## SET PROBLEM
Quote every line of the data below as it stands, omitting pictures.

## Stored data entries
__________________________________________________
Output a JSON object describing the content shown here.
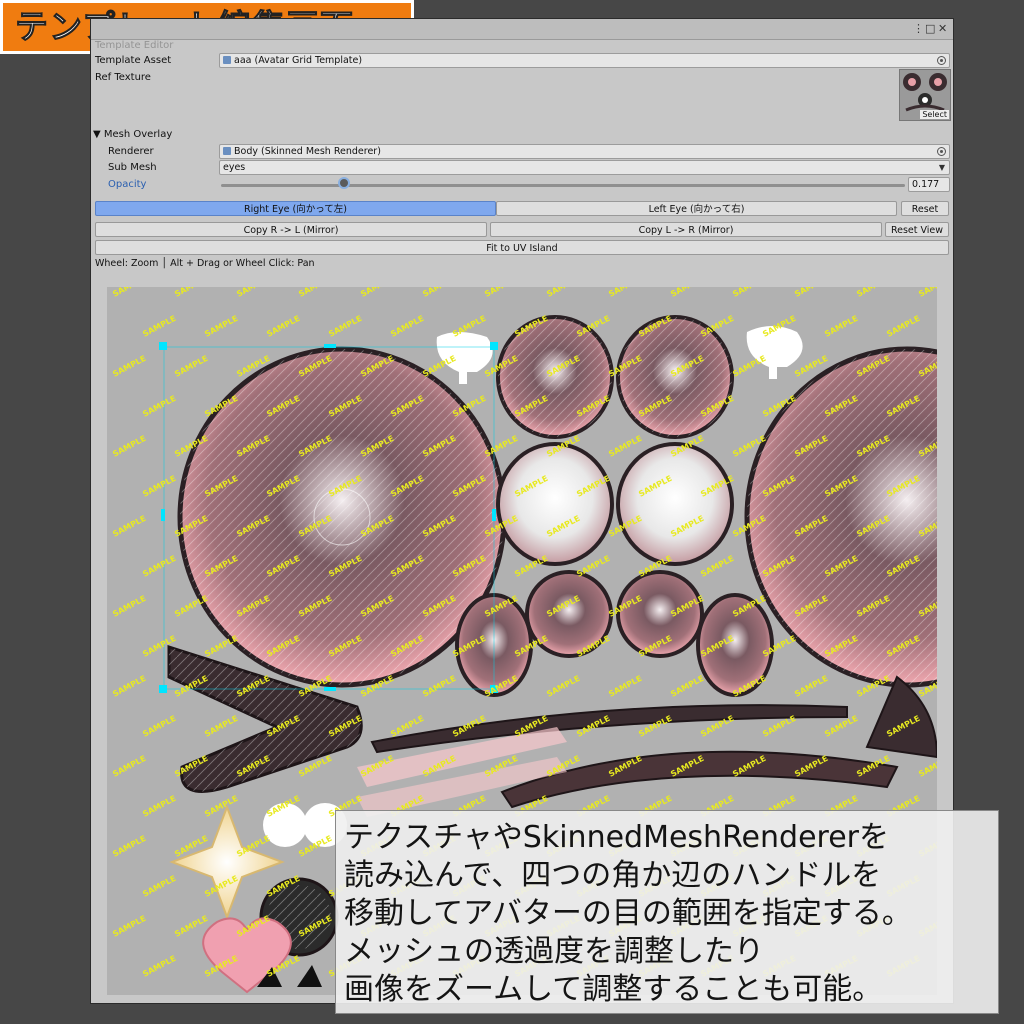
{
  "banner": {
    "text": "テンプレート編集画面"
  },
  "window": {
    "title": "Template Editor",
    "controls": [
      "⋮",
      "□",
      "✕"
    ]
  },
  "fields": {
    "template_asset": {
      "label": "Template Asset",
      "value": "aaa (Avatar Grid Template)"
    },
    "ref_texture": {
      "label": "Ref Texture",
      "select_label": "Select"
    },
    "mesh_overlay": {
      "label": "▼ Mesh Overlay"
    },
    "renderer": {
      "label": "Renderer",
      "value": "Body (Skinned Mesh Renderer)"
    },
    "sub_mesh": {
      "label": "Sub Mesh",
      "value": "eyes"
    },
    "opacity": {
      "label": "Opacity",
      "value": "0.177",
      "fraction": 0.177
    }
  },
  "buttons": {
    "right_eye": "Right Eye (向かって左)",
    "left_eye": "Left Eye (向かって右)",
    "reset": "Reset",
    "copy_r_l": "Copy R -> L (Mirror)",
    "copy_l_r": "Copy L -> R (Mirror)",
    "reset_view": "Reset View",
    "fit_uv": "Fit to UV Island"
  },
  "hint": "Wheel: Zoom │ Alt + Drag or Wheel Click: Pan",
  "watermark": "SAMPLE",
  "description": {
    "lines": [
      "テクスチャやSkinnedMeshRendererを",
      "読み込んで、四つの角か辺のハンドルを",
      "移動してアバターの目の範囲を指定する。",
      "メッシュの透過度を調整したり",
      "画像をズームして調整することも可能。"
    ]
  },
  "colors": {
    "accent": "#f07c10",
    "active_tab": "#7fa8ee",
    "handle": "#00e5ff",
    "iris_dark": "#3a2c30",
    "iris_pink": "#e8a0a8"
  }
}
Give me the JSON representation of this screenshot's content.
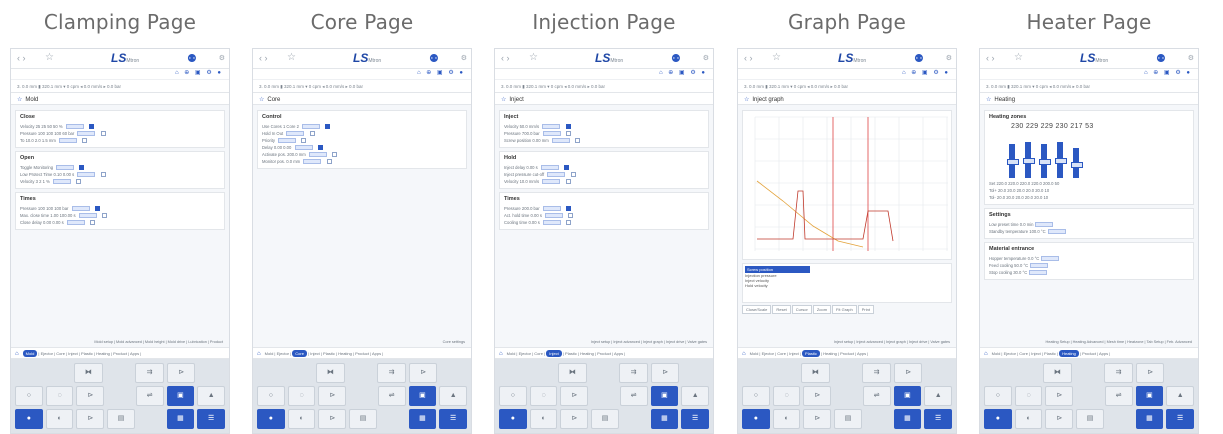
{
  "pages": [
    {
      "title": "Clamping Page",
      "header": "Mold",
      "tab_active": "Mold",
      "sections": [
        "Close",
        "Open",
        "Times"
      ],
      "lines": [
        "Velocity 25 25 50 50 %",
        "Pressure 100 100 100 60 bar",
        "To 10.0 2.0 1.5 mm",
        "Toggle Monitoring",
        "Low Protect Time 0.10 0.00 s",
        "Velocity 3 2 1 %",
        "Pressure 100 100 100 bar",
        "Max. close time 1.00 100.00 s",
        "Close delay 0.00 0.00 s"
      ],
      "subtabs": "Mold setup | Mold advanced | Mold height | Mold drive | Lubrication | Product"
    },
    {
      "title": "Core Page",
      "header": "Core",
      "tab_active": "Core",
      "sections": [
        "Control"
      ],
      "lines": [
        "Use Cores 1 Core 2",
        "Hold In Out",
        "Priority",
        "Delay 0.00 0.00",
        "Activate pos. 200.0 mm",
        "Monitor pos. 0.0 mm"
      ],
      "subtabs": "Core settings"
    },
    {
      "title": "Injection Page",
      "header": "Inject",
      "tab_active": "Inject",
      "sections": [
        "Inject",
        "Hold",
        "Times"
      ],
      "lines": [
        "Velocity 50.0 mm/s",
        "Pressure 700.0 bar",
        "Screw position 0.00 mm",
        "Inject delay 0.00 s",
        "Inject pressure cut-off",
        "Velocity 10.0 mm/s",
        "Pressure 200.0 bar",
        "Act. hold time 0.00 s",
        "Cooling time 0.00 s"
      ],
      "subtabs": "Inject setup | Inject advanced | Inject graph | Inject drive | Valve gates"
    },
    {
      "title": "Graph Page",
      "header": "Inject graph",
      "tab_active": "Plastic",
      "sections": [],
      "lines": [
        "Screw position",
        "Injection pressure",
        "Inject velocity",
        "Hold velocity"
      ],
      "buttons": [
        "Close/Scale",
        "Reset",
        "Cursor",
        "Zoom",
        "Fit Graph",
        "Print"
      ],
      "subtabs": "Inject setup | Inject advanced | Inject graph | Inject drive | Valve gates"
    },
    {
      "title": "Heater Page",
      "header": "Heating",
      "tab_active": "Heating",
      "sections": [
        "Heating zones",
        "Settings",
        "Material entrance"
      ],
      "temps": "230 229 229 230 217 53",
      "lines": [
        "Set 220.0 220.0 220.0 220.0 200.0 50",
        "Tol+ 20.0 20.0 20.0 20.0 20.0 10",
        "Tol- 20.0 20.0 20.0 20.0 20.0 10",
        "Low preset time 0.0 min",
        "Standby temperature 100.0 °C",
        "Hopper temperature 0.0 °C",
        "Feed cooling 50.0 °C",
        "Stop cooling 30.0 °C"
      ],
      "subtabs": "Heating Setup | Heating Advanced | Mesh time | Heatzone | Tab Setup | Feb. Advanced"
    }
  ],
  "common": {
    "logo": "LS",
    "logo_sub": "Mtron",
    "modules": [
      "Mold",
      "Ejector",
      "Core",
      "Inject",
      "Plastic",
      "Heating",
      "Product",
      "Apps"
    ],
    "status": "3. 0.0 mm  ▮ 320.1 mm  ▾ 0 cpm  ◂ 0.0 mm/s  ▸ 0.0 bar"
  }
}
__________________________________________________
## SOLVED EXERCISE
Output a JSON object describing the content shown here.
{
  "banner": {
    "text": "テンプレート編集画面"
  },
  "window": {
    "title": "Template Editor",
    "controls": [
      "⋮",
      "□",
      "✕"
    ]
  },
  "fields": {
    "template_asset": {
      "label": "Template Asset",
      "value": "aaa (Avatar Grid Template)"
    },
    "ref_texture": {
      "label": "Ref Texture",
      "select_label": "Select"
    },
    "mesh_overlay": {
      "label": "▼ Mesh Overlay"
    },
    "renderer": {
      "label": "Renderer",
      "value": "Body (Skinned Mesh Renderer)"
    },
    "sub_mesh": {
      "label": "Sub Mesh",
      "value": "eyes"
    },
    "opacity": {
      "label": "Opacity",
      "value": "0.177",
      "fraction": 0.177
    }
  },
  "buttons": {
    "right_eye": "Right Eye (向かって左)",
    "left_eye": "Left Eye (向かって右)",
    "reset": "Reset",
    "copy_r_l": "Copy R -> L (Mirror)",
    "copy_l_r": "Copy L -> R (Mirror)",
    "reset_view": "Reset View",
    "fit_uv": "Fit to UV Island"
  },
  "hint": "Wheel: Zoom │ Alt + Drag or Wheel Click: Pan",
  "watermark": "SAMPLE",
  "description": {
    "lines": [
      "テクスチャやSkinnedMeshRendererを",
      "読み込んで、四つの角か辺のハンドルを",
      "移動してアバターの目の範囲を指定する。",
      "メッシュの透過度を調整したり",
      "画像をズームして調整することも可能。"
    ]
  },
  "colors": {
    "accent": "#f07c10",
    "active_tab": "#7fa8ee",
    "handle": "#00e5ff",
    "iris_dark": "#3a2c30",
    "iris_pink": "#e8a0a8"
  }
}
Give me the JSON representation of this screenshot's content.
{
  "pages": [
    {
      "title": "Clamping Page",
      "header": "Mold",
      "tab_active": "Mold",
      "sections": [
        "Close",
        "Open",
        "Times"
      ],
      "lines": [
        "Velocity 25 25 50 50 %",
        "Pressure 100 100 100 60 bar",
        "To 10.0 2.0 1.5 mm",
        "Toggle Monitoring",
        "Low Protect Time 0.10 0.00 s",
        "Velocity 3 2 1 %",
        "Pressure 100 100 100 bar",
        "Max. close time 1.00 100.00 s",
        "Close delay 0.00 0.00 s"
      ],
      "subtabs": "Mold setup | Mold advanced | Mold height | Mold drive | Lubrication | Product"
    },
    {
      "title": "Core Page",
      "header": "Core",
      "tab_active": "Core",
      "sections": [
        "Control"
      ],
      "lines": [
        "Use Cores 1 Core 2",
        "Hold In Out",
        "Priority",
        "Delay 0.00 0.00",
        "Activate pos. 200.0 mm",
        "Monitor pos. 0.0 mm"
      ],
      "subtabs": "Core settings"
    },
    {
      "title": "Injection Page",
      "header": "Inject",
      "tab_active": "Inject",
      "sections": [
        "Inject",
        "Hold",
        "Times"
      ],
      "lines": [
        "Velocity 50.0 mm/s",
        "Pressure 700.0 bar",
        "Screw position 0.00 mm",
        "Inject delay 0.00 s",
        "Inject pressure cut-off",
        "Velocity 10.0 mm/s",
        "Pressure 200.0 bar",
        "Act. hold time 0.00 s",
        "Cooling time 0.00 s"
      ],
      "subtabs": "Inject setup | Inject advanced | Inject graph | Inject drive | Valve gates"
    },
    {
      "title": "Graph Page",
      "header": "Inject graph",
      "tab_active": "Plastic",
      "sections": [],
      "lines": [
        "Screw position",
        "Injection pressure",
        "Inject velocity",
        "Hold velocity"
      ],
      "buttons": [
        "Close/Scale",
        "Reset",
        "Cursor",
        "Zoom",
        "Fit Graph",
        "Print"
      ],
      "subtabs": "Inject setup | Inject advanced | Inject graph | Inject drive | Valve gates"
    },
    {
      "title": "Heater Page",
      "header": "Heating",
      "tab_active": "Heating",
      "sections": [
        "Heating zones",
        "Settings",
        "Material entrance"
      ],
      "temps": "230 229 229 230 217 53",
      "lines": [
        "Set 220.0 220.0 220.0 220.0 200.0 50",
        "Tol+ 20.0 20.0 20.0 20.0 20.0 10",
        "Tol- 20.0 20.0 20.0 20.0 20.0 10",
        "Low preset time 0.0 min",
        "Standby temperature 100.0 °C",
        "Hopper temperature 0.0 °C",
        "Feed cooling 50.0 °C",
        "Stop cooling 30.0 °C"
      ],
      "subtabs": "Heating Setup | Heating Advanced | Mesh time | Heatzone | Tab Setup | Feb. Advanced"
    }
  ],
  "common": {
    "logo": "LS",
    "logo_sub": "Mtron",
    "modules": [
      "Mold",
      "Ejector",
      "Core",
      "Inject",
      "Plastic",
      "Heating",
      "Product",
      "Apps"
    ],
    "status": "3. 0.0 mm  ▮ 320.1 mm  ▾ 0 cpm  ◂ 0.0 mm/s  ▸ 0.0 bar"
  }
}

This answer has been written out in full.